* START Raw records *

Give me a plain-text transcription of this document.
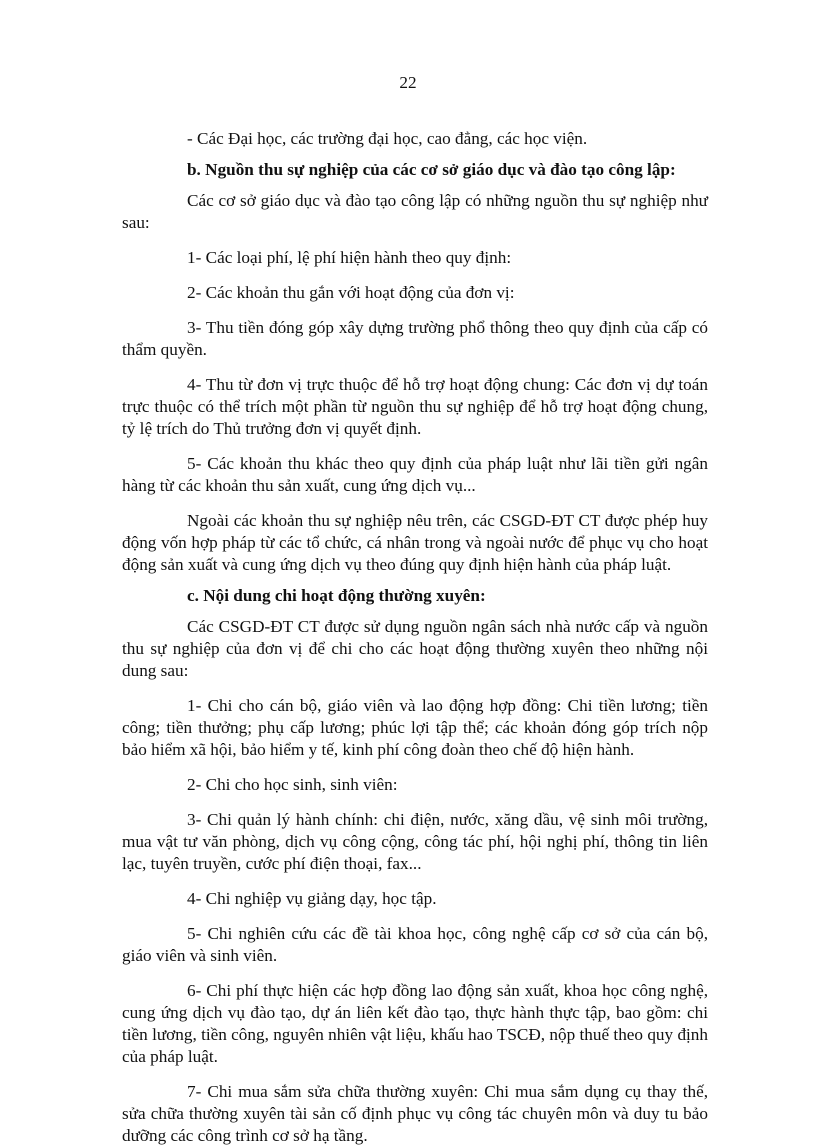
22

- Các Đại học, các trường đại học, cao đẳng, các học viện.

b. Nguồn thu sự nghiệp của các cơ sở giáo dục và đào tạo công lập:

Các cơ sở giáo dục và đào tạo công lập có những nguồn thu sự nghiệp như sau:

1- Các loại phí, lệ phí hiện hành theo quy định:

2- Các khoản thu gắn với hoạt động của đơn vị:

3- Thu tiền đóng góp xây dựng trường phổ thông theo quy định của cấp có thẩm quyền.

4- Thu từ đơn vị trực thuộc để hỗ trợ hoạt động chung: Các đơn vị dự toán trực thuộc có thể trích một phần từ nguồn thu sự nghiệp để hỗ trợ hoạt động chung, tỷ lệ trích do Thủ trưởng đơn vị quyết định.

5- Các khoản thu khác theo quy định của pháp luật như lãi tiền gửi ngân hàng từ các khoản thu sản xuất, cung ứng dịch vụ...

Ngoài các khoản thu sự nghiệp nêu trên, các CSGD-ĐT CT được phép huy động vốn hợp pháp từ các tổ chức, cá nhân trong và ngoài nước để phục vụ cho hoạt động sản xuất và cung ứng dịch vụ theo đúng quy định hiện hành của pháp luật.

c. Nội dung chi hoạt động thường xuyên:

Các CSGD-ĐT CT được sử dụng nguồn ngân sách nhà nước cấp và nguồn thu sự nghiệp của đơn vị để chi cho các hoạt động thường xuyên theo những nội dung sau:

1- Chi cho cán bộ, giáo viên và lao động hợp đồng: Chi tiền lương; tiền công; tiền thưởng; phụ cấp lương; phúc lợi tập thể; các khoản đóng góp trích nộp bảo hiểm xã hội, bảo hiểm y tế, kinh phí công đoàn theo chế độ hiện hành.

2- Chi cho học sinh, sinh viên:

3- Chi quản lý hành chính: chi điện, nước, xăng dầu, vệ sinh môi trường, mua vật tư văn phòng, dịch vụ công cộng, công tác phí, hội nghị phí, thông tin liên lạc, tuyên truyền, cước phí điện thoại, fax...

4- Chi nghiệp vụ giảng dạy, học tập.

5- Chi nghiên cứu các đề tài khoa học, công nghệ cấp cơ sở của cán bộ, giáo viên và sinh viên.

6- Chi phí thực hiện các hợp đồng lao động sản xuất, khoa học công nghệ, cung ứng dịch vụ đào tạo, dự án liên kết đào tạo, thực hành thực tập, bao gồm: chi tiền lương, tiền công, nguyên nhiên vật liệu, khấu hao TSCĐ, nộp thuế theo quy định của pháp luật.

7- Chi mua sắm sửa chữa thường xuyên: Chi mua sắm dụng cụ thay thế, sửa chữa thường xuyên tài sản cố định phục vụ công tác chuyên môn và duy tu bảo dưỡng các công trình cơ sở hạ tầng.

* END Raw records *

◆ **Description of the task**: Provide only the number of lines in the entries that hold the word "dung".

◆ **Solved problem**: 2